Prompt: Lines containing the word "grid" should be extracted in full.

Task material:
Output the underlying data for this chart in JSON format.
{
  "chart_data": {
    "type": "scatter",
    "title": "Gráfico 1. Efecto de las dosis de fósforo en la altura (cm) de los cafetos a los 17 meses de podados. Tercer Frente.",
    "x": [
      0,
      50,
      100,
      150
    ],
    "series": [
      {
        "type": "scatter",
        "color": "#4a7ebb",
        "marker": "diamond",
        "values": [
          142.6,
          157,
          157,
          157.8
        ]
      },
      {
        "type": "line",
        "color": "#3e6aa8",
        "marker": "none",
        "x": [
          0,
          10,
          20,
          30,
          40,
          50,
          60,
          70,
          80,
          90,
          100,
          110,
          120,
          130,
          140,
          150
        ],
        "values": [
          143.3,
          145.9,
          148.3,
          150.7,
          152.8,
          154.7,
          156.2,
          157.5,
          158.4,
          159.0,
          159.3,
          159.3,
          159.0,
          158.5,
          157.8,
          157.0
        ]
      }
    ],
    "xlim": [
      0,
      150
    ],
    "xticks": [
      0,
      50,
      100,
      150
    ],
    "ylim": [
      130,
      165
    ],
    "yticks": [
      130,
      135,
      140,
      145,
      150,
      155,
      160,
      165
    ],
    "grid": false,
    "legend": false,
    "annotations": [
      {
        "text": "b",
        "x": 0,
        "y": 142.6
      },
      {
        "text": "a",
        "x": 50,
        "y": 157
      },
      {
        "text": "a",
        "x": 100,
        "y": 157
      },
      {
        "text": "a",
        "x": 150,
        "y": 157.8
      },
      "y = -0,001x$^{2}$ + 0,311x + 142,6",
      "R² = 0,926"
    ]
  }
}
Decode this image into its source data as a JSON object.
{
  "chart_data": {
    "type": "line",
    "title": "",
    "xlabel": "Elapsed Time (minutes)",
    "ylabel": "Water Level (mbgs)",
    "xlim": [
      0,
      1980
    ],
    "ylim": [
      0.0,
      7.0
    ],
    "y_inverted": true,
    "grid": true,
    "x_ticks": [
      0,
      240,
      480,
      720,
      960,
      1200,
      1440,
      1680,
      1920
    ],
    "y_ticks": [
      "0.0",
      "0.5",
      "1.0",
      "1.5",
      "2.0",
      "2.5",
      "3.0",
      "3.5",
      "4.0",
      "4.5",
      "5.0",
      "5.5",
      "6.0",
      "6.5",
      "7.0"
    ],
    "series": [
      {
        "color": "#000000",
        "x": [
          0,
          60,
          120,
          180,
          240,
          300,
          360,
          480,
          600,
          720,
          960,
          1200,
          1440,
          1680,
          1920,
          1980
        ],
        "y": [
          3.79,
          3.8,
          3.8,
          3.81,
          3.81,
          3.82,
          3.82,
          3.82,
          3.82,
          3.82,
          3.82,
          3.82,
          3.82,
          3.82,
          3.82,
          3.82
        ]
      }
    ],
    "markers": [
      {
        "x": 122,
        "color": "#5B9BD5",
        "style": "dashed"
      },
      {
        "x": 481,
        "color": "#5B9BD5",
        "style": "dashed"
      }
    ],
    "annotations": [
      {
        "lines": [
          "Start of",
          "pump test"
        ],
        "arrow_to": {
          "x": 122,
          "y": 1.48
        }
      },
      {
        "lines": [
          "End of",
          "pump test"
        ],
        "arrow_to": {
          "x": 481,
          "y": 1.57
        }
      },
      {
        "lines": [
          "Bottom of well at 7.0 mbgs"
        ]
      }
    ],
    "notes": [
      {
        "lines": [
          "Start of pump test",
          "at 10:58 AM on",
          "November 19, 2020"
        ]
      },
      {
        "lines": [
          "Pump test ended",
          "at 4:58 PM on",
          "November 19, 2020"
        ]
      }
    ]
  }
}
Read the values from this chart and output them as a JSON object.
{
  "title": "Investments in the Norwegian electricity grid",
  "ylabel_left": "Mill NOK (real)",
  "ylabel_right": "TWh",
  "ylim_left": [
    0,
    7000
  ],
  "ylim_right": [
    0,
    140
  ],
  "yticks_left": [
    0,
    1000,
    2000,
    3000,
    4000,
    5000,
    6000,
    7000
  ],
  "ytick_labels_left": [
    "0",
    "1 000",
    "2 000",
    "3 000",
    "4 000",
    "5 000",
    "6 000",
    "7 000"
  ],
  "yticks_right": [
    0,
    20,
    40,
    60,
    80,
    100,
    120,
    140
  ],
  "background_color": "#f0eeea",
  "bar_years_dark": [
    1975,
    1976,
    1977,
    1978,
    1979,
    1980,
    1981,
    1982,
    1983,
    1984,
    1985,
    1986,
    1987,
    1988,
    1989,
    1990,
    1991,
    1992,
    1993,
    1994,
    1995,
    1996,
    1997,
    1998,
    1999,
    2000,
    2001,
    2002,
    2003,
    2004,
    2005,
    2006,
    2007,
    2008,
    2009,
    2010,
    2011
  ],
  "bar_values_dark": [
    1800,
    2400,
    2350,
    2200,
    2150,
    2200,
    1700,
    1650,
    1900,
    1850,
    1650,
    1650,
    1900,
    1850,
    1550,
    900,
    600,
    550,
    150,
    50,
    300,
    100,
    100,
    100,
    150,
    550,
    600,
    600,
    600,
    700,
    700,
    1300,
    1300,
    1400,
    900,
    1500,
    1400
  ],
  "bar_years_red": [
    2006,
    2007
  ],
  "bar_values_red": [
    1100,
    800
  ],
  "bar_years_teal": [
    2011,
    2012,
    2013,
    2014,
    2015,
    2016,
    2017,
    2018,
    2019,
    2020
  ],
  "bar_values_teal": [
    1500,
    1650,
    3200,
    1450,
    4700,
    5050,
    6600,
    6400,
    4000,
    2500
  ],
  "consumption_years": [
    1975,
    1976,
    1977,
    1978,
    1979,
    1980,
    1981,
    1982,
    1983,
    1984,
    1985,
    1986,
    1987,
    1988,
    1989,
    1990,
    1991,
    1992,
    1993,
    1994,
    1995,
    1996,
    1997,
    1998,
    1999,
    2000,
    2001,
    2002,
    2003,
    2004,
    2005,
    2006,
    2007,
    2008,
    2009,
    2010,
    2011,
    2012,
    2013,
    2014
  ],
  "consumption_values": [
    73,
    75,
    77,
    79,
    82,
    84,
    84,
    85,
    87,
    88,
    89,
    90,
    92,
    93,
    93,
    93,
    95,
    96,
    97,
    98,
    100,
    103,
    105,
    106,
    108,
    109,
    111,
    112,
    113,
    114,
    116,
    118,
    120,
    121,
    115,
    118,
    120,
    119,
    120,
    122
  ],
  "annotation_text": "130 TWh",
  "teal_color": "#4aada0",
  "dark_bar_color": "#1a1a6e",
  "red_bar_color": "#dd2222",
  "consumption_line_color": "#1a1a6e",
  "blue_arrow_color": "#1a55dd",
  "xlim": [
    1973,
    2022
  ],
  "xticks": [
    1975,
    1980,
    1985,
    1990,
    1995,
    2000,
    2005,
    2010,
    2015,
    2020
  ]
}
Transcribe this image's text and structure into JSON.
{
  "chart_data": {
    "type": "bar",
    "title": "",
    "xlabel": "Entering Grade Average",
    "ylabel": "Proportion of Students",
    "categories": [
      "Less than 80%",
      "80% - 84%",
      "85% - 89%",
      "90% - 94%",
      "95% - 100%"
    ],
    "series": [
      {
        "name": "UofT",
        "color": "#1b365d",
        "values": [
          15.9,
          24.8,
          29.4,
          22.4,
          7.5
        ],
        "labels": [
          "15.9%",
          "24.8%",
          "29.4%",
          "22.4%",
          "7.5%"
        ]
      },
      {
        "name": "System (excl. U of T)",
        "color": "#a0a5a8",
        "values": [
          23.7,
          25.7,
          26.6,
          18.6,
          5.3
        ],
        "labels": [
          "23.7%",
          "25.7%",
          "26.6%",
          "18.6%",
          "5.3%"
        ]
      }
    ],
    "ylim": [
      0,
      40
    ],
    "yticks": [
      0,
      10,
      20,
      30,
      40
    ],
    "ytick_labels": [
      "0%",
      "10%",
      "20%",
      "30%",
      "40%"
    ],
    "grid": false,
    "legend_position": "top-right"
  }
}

Solution to the problem:
    "grid": false,
    "grid": true,
  "title": "Investments in the Norwegian electricity grid",
    "grid": false,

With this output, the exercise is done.